● Problems to solve
**1)** Please transcribe the passage of the column exactly, starting at "The movie was" and ending at "see the movie.".
**2)** In the column, what was Lori wrapped in while standing in line?

● Article

Sex and the column


One of the first things I did when I arrived in my hometown of Los Angeles for the summer was to rush with my friend Lori to see “Sex and the City” on opening
night.

We weren’t the only ones.

The movie was sold out all over Los Angeles, but as committed fans, we made the trek to Manhattan — Manhattan Beach, that is — despite the current gas prices, to see the only 10:30 p.m. Friday showing available within a 30-mile radius.

The line, filled mostly with women, went around the block. I had gotten all dolled up in shiny golden (knock-off?) Kenneth Cole heels, brown leggings and a golden wrap — just to sit in a movie theater. We stood for a half-hour in the cold beach weather — me in my heels and Lori wrapped in a blanket she found in her car — but we didn’t mind. The mood was cheerful and expectant. It wasn’t the sluggish anticipation we experienced in line for the new “Indiana Jones” movie along with fathers and sons.

We passed the time examining everyone’s shoes and chatting with a 50-year-old mother of five kids who’d brought her 18-year-old daughter to see the movie.

Already, during the previews for romantic comedies, we were all cheering and jeering. We weren’t strangers — but sisters — all connected by our familiarity and sympathy for our mutual best friends: Carrie, Miranda, Charlotte and Samantha.

● Material supplied
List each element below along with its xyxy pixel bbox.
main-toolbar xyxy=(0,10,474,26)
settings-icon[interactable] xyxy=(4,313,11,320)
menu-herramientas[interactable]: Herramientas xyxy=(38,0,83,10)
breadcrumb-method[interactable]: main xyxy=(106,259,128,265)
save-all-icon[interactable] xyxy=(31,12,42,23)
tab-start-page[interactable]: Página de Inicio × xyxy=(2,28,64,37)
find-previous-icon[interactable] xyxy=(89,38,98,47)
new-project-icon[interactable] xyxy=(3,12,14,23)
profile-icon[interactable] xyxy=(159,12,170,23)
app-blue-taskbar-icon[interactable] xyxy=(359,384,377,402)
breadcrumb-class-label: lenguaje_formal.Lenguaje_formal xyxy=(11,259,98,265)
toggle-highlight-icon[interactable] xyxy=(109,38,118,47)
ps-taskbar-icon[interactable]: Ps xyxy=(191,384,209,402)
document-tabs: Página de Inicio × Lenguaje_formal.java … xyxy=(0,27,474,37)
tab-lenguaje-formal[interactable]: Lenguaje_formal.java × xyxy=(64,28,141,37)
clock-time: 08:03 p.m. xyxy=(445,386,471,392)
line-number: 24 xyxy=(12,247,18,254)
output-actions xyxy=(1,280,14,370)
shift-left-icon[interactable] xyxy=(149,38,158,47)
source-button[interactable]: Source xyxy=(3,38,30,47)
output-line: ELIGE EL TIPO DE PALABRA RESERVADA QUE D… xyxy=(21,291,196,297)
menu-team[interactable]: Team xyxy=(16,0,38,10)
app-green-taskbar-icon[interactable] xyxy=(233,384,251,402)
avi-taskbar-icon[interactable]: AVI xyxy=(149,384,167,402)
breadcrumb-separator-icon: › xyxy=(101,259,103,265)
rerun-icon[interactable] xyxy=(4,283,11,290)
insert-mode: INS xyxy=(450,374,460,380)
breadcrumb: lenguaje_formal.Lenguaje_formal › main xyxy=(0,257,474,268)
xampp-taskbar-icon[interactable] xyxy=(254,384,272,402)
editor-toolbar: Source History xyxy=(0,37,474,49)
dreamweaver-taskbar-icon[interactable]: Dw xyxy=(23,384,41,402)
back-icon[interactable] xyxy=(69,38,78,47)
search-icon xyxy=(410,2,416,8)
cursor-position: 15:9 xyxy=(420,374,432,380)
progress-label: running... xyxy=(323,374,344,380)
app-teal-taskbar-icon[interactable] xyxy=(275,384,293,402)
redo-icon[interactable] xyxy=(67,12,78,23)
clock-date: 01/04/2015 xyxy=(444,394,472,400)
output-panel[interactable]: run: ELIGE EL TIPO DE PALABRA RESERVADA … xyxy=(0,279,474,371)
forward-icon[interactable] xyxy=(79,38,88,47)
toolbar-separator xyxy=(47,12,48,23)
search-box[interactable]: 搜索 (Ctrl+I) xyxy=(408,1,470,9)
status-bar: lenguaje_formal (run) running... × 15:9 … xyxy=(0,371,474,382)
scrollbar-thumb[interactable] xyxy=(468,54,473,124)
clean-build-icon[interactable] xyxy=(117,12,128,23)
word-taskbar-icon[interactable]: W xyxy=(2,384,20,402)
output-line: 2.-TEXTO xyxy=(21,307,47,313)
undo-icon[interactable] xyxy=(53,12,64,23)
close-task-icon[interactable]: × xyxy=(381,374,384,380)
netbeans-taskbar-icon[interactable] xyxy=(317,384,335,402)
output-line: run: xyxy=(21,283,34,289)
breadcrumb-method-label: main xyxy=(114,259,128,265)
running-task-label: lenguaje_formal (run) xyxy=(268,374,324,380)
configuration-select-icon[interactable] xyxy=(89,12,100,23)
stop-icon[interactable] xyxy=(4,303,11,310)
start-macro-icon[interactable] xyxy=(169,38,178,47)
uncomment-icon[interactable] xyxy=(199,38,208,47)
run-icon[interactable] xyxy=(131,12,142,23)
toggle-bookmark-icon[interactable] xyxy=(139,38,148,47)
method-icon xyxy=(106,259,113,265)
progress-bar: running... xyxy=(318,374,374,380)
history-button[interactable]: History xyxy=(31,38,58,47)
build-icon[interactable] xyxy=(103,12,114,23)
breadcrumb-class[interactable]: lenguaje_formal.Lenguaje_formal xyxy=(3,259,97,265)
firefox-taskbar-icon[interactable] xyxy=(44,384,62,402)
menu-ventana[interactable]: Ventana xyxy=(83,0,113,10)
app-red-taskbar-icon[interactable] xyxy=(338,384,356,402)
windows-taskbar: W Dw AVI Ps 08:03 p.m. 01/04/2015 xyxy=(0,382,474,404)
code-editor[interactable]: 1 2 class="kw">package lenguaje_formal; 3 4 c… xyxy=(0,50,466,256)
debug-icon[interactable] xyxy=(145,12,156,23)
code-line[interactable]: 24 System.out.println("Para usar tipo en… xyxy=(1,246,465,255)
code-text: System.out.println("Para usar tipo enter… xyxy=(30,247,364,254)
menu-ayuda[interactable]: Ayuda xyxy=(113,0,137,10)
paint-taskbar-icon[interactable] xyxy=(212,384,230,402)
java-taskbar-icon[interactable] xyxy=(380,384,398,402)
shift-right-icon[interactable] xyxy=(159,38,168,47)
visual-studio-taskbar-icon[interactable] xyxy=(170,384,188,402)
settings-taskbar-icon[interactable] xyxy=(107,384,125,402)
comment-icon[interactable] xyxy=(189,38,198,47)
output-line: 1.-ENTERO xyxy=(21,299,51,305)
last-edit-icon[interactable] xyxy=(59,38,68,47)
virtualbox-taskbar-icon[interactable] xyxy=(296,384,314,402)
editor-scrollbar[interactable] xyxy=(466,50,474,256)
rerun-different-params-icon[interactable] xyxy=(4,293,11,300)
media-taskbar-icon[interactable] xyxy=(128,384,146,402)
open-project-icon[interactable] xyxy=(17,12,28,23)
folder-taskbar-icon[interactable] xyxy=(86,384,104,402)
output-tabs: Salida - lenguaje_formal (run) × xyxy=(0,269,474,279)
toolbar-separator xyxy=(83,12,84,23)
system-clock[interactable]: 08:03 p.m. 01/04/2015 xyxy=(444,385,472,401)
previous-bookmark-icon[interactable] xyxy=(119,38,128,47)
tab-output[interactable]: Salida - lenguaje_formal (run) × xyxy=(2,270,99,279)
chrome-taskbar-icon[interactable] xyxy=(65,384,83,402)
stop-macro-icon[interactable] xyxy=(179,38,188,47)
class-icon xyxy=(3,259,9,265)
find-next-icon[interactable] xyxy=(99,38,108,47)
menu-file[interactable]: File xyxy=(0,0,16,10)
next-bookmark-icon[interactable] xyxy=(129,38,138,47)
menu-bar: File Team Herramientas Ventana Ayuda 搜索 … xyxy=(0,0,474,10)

● The replies
**1)**
The movie was sold out all over Los Angeles, but as committed fans, we made the trek to Manhattan — Manhattan Beach, that is — despite the current gas prices, to see the only 10:30 p.m. Friday showing available within a 30-mile radius.

The line, filled mostly with women, went around the block. I had gotten all dolled up in shiny golden (knock-off?) Kenneth Cole heels, brown leggings and a golden wrap — just to sit in a movie theater. We stood for a half-hour in the cold beach weather — me in my heels and Lori wrapped in a blanket she found in her car — but we didn’t mind. The mood was cheerful and expectant. It wasn’t the sluggish anticipation we experienced in line for the new “Indiana Jones” movie along with fathers and sons.

We passed the time examining everyone’s shoes and chatting with a 50-year-old mother of five kids who’d brought her 18-year-old daughter to see the movie.

**2)** A blanket she found in her car.